| Dataset excerpt |
+++
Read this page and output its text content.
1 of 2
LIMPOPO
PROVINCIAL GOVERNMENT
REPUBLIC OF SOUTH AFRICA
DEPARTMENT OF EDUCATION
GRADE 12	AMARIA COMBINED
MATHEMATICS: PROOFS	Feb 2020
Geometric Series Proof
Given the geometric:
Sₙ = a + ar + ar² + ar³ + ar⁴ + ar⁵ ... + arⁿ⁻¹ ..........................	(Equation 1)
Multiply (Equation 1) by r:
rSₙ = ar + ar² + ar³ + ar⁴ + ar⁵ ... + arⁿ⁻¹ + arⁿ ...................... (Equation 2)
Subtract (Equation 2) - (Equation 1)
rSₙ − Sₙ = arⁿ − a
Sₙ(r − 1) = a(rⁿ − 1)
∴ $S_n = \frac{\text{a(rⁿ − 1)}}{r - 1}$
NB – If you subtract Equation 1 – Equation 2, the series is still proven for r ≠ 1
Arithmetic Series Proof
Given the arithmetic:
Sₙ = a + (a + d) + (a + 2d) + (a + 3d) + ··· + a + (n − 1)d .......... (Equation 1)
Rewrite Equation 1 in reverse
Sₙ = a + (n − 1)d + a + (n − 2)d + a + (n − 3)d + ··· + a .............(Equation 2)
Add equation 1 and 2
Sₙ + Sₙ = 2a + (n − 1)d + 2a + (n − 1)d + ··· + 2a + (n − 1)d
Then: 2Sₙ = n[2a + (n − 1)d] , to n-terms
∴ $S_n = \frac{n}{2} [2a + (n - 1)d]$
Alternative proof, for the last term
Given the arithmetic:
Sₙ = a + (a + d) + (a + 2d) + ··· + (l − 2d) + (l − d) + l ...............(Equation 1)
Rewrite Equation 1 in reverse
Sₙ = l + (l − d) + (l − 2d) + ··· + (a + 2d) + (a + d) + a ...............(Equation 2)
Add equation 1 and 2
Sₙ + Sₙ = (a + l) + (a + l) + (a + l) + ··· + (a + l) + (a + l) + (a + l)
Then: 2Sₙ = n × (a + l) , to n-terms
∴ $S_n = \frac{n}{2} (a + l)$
+++
| Written task |
Show the data once more, exactly as it was written.

| Expected answer |
Read this page and output its text content.
1 of 2
LIMPOPO
PROVINCIAL GOVERNMENT
REPUBLIC OF SOUTH AFRICA
DEPARTMENT OF EDUCATION
GRADE 12	AMARIA COMBINED
MATHEMATICS: PROOFS	Feb 2020
Geometric Series Proof
Given the geometric:
Sₙ = a + ar + ar² + ar³ + ar⁴ + ar⁵ ... + arⁿ⁻¹ ..........................	(Equation 1)
Multiply (Equation 1) by r:
rSₙ = ar + ar² + ar³ + ar⁴ + ar⁵ ... + arⁿ⁻¹ + arⁿ ...................... (Equation 2)
Subtract (Equation 2) - (Equation 1)
rSₙ − Sₙ = arⁿ − a
Sₙ(r − 1) = a(rⁿ − 1)
∴ $S_n = \frac{\text{a(rⁿ − 1)}}{r - 1}$
NB – If you subtract Equation 1 – Equation 2, the series is still proven for r ≠ 1
Arithmetic Series Proof
Given the arithmetic:
Sₙ = a + (a + d) + (a + 2d) + (a + 3d) + ··· + a + (n − 1)d .......... (Equation 1)
Rewrite Equation 1 in reverse
Sₙ = a + (n − 1)d + a + (n − 2)d + a + (n − 3)d + ··· + a .............(Equation 2)
Add equation 1 and 2
Sₙ + Sₙ = 2a + (n − 1)d + 2a + (n − 1)d + ··· + 2a + (n − 1)d
Then: 2Sₙ = n[2a + (n − 1)d] , to n-terms
∴ $S_n = \frac{n}{2} [2a + (n - 1)d]$
Alternative proof, for the last term
Given the arithmetic:
Sₙ = a + (a + d) + (a + 2d) + ··· + (l − 2d) + (l − d) + l ...............(Equation 1)
Rewrite Equation 1 in reverse
Sₙ = l + (l − d) + (l − 2d) + ··· + (a + 2d) + (a + d) + a ...............(Equation 2)
Add equation 1 and 2
Sₙ + Sₙ = (a + l) + (a + l) + (a + l) + ··· + (a + l) + (a + l) + (a + l)
Then: 2Sₙ = n × (a + l) , to n-terms
∴ $S_n = \frac{n}{2} (a + l)$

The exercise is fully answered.